++++ Supplied records

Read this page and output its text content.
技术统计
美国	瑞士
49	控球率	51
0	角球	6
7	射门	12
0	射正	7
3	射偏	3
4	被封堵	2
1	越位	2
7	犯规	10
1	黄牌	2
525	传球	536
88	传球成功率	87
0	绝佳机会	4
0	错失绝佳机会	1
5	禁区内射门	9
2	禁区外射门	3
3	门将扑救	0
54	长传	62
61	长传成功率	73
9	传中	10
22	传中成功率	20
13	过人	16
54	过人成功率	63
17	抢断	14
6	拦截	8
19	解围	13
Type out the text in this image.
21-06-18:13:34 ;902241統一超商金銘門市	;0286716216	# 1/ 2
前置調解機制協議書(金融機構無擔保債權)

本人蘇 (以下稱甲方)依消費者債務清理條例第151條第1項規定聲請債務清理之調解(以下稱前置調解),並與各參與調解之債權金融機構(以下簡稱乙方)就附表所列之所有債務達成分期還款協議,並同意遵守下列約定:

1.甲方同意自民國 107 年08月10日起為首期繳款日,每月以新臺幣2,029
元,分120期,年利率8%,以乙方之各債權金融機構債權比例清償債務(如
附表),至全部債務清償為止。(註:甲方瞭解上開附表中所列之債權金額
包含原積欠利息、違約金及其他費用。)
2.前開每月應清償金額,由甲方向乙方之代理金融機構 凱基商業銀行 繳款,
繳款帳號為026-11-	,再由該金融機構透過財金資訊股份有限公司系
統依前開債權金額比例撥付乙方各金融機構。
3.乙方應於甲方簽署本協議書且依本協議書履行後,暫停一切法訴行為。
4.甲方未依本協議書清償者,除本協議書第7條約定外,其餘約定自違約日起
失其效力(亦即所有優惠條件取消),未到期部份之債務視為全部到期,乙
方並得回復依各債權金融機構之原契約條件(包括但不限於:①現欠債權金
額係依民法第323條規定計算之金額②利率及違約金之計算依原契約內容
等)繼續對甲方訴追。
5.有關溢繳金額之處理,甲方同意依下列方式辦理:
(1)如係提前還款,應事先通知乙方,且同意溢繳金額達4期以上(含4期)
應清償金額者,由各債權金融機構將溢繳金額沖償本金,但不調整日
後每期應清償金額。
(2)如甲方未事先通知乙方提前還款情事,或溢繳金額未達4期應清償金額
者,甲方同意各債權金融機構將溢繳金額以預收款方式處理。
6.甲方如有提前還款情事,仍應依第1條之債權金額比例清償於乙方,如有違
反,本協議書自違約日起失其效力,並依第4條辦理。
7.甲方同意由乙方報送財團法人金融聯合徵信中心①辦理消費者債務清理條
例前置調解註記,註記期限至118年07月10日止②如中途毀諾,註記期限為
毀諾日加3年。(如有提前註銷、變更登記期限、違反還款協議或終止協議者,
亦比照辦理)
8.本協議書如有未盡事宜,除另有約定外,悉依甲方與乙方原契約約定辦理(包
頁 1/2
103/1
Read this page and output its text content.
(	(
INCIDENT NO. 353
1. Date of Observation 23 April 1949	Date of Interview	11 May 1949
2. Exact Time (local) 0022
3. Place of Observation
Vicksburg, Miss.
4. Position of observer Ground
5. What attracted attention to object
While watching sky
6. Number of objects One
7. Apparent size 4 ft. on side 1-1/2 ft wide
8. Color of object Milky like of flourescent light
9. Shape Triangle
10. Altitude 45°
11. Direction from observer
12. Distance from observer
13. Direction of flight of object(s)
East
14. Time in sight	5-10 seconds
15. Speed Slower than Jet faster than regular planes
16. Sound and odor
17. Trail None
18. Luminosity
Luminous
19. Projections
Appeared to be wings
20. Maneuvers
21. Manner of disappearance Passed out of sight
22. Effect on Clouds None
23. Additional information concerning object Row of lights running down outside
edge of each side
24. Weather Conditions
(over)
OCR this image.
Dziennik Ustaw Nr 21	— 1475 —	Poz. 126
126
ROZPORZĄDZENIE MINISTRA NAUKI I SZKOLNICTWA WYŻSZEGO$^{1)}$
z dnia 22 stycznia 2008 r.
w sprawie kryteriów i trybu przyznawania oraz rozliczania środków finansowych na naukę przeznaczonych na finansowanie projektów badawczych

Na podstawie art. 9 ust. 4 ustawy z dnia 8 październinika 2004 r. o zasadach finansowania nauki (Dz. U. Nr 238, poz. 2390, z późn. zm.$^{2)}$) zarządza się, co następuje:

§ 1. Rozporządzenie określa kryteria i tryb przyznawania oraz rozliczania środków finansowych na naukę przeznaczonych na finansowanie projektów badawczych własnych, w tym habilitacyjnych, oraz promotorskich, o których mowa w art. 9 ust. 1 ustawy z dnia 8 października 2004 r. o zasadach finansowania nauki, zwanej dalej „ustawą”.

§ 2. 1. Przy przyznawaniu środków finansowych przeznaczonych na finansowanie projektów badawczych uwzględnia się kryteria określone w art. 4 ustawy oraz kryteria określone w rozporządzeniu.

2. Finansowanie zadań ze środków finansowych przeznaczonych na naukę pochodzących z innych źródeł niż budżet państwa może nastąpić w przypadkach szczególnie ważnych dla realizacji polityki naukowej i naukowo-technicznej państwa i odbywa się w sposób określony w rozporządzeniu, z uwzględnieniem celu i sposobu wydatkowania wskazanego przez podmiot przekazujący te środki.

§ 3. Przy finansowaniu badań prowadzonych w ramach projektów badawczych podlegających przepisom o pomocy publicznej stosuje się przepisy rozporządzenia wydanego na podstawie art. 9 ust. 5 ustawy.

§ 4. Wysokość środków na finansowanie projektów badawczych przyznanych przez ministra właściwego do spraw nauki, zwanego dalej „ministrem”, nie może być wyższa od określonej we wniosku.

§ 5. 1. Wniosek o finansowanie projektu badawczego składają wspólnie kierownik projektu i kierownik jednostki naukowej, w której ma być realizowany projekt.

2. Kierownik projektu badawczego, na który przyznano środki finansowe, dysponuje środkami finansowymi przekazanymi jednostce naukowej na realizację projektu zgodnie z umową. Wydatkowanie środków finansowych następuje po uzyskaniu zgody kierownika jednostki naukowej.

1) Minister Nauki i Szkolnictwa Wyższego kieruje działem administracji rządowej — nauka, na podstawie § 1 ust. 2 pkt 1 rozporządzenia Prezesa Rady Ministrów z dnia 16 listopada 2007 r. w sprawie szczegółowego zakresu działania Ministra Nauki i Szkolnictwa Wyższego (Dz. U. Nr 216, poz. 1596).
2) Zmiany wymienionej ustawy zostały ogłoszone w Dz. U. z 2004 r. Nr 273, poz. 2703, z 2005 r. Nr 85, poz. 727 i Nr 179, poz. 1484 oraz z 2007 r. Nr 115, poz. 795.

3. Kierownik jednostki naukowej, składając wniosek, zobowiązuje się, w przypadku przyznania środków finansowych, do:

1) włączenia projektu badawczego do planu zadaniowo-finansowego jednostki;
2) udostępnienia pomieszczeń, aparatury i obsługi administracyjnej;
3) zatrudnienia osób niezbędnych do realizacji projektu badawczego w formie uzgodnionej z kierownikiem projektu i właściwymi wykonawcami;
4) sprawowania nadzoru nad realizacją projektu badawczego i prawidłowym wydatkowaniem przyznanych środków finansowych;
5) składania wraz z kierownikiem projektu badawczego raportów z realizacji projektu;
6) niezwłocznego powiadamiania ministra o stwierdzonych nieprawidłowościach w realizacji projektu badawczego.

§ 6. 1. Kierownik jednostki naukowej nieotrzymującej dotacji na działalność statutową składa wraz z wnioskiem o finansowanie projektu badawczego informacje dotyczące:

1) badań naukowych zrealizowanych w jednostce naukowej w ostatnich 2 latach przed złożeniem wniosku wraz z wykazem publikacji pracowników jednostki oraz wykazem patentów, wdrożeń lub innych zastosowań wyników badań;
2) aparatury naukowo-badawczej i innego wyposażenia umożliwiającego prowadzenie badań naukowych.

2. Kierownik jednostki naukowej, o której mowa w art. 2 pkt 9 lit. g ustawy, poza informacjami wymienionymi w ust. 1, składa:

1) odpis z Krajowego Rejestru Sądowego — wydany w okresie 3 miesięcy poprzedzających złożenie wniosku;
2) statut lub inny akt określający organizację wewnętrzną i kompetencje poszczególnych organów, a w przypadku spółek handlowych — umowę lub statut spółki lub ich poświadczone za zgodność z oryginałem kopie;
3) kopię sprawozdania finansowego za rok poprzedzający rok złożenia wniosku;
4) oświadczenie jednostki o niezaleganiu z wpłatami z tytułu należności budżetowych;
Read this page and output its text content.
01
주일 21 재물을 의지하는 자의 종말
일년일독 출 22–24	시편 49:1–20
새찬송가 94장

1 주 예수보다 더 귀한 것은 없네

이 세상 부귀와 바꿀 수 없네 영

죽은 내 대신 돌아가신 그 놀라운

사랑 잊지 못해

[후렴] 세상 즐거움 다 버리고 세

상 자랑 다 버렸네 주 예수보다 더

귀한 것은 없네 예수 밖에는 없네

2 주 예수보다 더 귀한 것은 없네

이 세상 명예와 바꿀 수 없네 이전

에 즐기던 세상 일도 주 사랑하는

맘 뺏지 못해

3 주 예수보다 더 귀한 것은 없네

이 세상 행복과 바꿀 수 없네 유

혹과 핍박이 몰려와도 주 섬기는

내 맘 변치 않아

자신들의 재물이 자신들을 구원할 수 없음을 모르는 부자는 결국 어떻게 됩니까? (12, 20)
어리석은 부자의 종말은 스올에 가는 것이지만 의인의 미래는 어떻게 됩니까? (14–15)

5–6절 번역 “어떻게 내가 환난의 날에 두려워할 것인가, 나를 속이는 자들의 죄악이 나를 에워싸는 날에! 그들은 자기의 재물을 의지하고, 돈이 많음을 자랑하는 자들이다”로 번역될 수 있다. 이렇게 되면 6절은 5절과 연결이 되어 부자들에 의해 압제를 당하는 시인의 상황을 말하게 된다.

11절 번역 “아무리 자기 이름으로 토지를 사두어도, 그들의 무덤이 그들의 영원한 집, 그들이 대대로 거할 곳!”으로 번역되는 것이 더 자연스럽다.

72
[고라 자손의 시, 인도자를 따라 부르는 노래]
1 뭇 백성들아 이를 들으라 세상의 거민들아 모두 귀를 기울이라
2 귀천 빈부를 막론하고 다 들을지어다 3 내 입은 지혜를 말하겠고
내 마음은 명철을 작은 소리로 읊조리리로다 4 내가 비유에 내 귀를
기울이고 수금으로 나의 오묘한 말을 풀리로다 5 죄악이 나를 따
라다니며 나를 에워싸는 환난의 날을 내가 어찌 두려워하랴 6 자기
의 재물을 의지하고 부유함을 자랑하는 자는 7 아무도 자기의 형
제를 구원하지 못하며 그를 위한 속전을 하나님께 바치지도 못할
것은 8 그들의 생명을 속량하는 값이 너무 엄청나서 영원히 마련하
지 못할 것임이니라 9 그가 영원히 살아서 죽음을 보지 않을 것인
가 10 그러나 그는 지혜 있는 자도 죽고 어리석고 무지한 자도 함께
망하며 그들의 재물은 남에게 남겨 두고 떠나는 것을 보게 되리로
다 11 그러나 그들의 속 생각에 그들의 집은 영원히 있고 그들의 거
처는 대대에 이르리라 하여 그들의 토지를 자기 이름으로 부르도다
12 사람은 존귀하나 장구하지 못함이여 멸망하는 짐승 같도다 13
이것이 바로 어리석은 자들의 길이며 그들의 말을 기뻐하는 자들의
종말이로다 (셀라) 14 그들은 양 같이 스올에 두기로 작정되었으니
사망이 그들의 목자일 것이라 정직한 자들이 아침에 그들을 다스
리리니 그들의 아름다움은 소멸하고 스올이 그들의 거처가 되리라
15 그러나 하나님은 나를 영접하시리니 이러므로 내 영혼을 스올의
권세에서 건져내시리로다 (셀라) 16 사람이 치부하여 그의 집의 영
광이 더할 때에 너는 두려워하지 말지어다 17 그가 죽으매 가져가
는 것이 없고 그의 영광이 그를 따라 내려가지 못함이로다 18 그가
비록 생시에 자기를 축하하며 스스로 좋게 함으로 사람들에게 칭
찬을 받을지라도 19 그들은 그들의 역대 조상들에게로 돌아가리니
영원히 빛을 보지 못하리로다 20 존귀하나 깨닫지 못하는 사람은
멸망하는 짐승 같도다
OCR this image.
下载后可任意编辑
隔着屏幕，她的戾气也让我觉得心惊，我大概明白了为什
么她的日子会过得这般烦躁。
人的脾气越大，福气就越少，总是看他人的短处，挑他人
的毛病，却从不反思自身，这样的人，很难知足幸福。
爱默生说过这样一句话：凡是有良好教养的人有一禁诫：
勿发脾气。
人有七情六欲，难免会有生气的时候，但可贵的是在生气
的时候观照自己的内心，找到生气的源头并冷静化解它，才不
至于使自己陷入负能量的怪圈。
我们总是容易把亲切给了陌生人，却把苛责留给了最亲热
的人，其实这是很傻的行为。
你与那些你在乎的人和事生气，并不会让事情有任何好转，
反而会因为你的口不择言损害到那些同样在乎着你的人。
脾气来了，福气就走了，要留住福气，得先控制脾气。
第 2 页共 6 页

++++++++

**Given instruction**
Give the count of lines in the listing above that include "naukowych", with no other words.

**Answer in full**
2